Exercise instructions -
(a) According to the excerpt on hepatitis C transmission in dialysis facilities, in what percentage of outbreaks were breaches in more than one infection control category identified?
(b) Continue the excerpt on hepatitis C transmission in dialysis facilities from its final sentence.

Excerpt provided -
◆ ◆ ◆ ◆ ◆

For all outbreaks reported to CDC from 2008 to 2017, epidemiologic investigations were performed by local health departments with support from CDC. Investigations included interviews of dialysis facility staff, interviews of patients for HCV risk factors, review of patient charts, and review and observation of infection control practices at the facilities. A common finding from the investigations was that usually no single risk factor or single exposure was found to be associated with transmission of HCV. Newly infected patients were often found to have been treated in close proximity (both time and location) to a previously HCV infected patient in the clinic, either in an adjacent or nearby dialysis station during the same shift or sharing the same station during consecutive shifts.4348 In multiple investigations, transmission of HCV from a known CHC or previously HCV-infected patient in the same dialysis facility was confirmed by molecular testing showing closely related viruses.43,44,4648 For example, in one outbreak, a new HCV case was found to have been dialyzed in a station next to a previously-infected patient on the same shift and their viruses had high homology (99.66% of nucleotide identity). This finding, together with the absence of other HCV risk factors or common exposures outside of the dialysis setting, was strong evidence that the previously-infected patient was the source and dialysis-related healthcare transmission had occurred.43

Evidence from outbreaks suggests that transmission of HCV in dialysis facilities cannot be solely a function of machine contamination, but instead occurs through contamination of equipment, medications or other supplies, environmental surfaces, and/or healthcare worker hands as a result of poor infection control practices.26,48,49 These observed transmission patterns demonstrate that use of dedicated machines or institution of isolation precautions for HCV-infected patients (without correction of underlying infection control breaches) would not effectively halt transmission.50

4 |. FACTORS ASSOCIATED WITH HCV TRANSMISSION IN DIALYSIS FACILITIES

Multiple outbreak investigations which evaluated dialysis patient HCV risk factors and healthcare exposures, including dialysis treatment factors, identified dialysis facilities as the most likely setting where transmission occurred.4345,48 However, no single factor was identified as being associated with HCV transmission within a facility. In an epidemiologic study involving patients treated at 53 outpatient dialysis facilities in the United States, practices that were independently associated with facility HCV prevalence were failure to properly clean and disinfect priming receptacles between patients, handling blood specimens near medication preparation area and clean supplies, use of a mobile cart to deliver injection medications, and failure to clean and disinfect high-touch surfaces on dialysis machines between patients.48 This study also found high patient-to-staff ratio and increased baseline facility HCV prevalence to be associated with HCV transmission. Outbreak investigations have reported similar infection control breaches, especially in cleaning and disinfection of equipment and environmental surfaces, adherence to hand hygiene and glove use, vascular access care, and medication preparation and administration.4345,47,51 Infection control breaches identified during investigation of HCV outbreaks from 2008 to 2017 are shown in Table 1. Cleaning and disinfection of equipment and environmental surfaces were the most common breaches identified; breaches in more than one infection control category were identified in 71% of outbreaks.

◆ ◆ ◆ ◆ ◆

Study material -

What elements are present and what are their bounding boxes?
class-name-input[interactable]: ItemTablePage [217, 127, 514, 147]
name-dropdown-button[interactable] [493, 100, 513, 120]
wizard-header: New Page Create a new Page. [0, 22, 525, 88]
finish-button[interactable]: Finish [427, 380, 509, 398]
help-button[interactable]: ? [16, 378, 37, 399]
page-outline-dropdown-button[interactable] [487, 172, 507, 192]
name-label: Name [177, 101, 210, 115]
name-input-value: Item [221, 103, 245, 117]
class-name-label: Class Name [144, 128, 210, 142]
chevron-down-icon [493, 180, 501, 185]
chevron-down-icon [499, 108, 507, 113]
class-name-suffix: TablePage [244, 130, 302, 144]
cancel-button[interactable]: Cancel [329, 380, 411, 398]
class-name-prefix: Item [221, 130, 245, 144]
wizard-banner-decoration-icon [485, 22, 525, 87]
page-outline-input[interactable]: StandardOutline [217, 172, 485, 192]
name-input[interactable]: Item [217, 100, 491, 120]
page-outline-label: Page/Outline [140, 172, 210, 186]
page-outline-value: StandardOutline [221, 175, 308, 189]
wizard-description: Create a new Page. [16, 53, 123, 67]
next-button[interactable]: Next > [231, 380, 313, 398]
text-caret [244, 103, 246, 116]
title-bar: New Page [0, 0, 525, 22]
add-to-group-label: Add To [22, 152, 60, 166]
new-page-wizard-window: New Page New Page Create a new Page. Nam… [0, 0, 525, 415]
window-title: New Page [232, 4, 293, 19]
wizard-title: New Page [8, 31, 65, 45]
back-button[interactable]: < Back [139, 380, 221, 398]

◆ ◆ ◆ ◆ ◆

Written responses -
(a) 71%

(b)
TABLE 1.

Infection control breaches identified in hepatitis C outbreaks reported to the Centers for Disease Control and Prevention, 2008–2017 (N = 21)

Category of infection control practice Number of outbreaks with breaches identified (%) Examples of breaches observed
Multiple infection control breaches 15 (71.4) Combinations of examples below
Environmental cleaning and disinfection 14 (66.7) Cleaning and disinfection not done in a standard manner and thoroughness and vigorousness varied, cleaning when patients were still in chairs, a limited number of wipes were used, surfaces not kept visibly wet for the appropriate contacts time, moving the wipe from dirty areas back to cleaned areas, blood spills, and blood stains poorly cleaned4345,47,51
Hand hygiene and glove use 8 (38.0) Hand hygiene not performed and/or gloves not changed after contact with one patient and prior to contacting another patient, or between touching patients and environmental surfaces, inadequate duration and thoroughness of hand hygiene43,44,47,51
Injection medication preparation and administration 7 (33.3) Using a mobile cart for medications and supplies in treatment area, medication preparation and storage performed in contaminated areas, poor disinfection of catheter hubs and vial tops, used sharps discarded in an empty cardboard box rather than a puncture-proof sharps container, poor labeling of multi-dose vials, and use of single-dose vials (such as erythropoietin) for multiple patients4345
Separation of dirty and clean areas 7 (33.3) Storing clean supplies on potentially contaminated surfaces, having lab work done close to medication preparation areas, use of a mobile cart for medications and supplies in treatment area, failure to separate clean and dirty sinks44,45,47
Vascular access care practices 5 (23.8) Staff touching multiple objects prior to direct contact of the patient or patient’s catheter during steps of the vascular access procedure without glove change and hand hygiene in between, and with incomplete antisepsis/disinfection of access sites and catheter hubs43
No infection control breaches identified at the time of investigation 3 (14.3)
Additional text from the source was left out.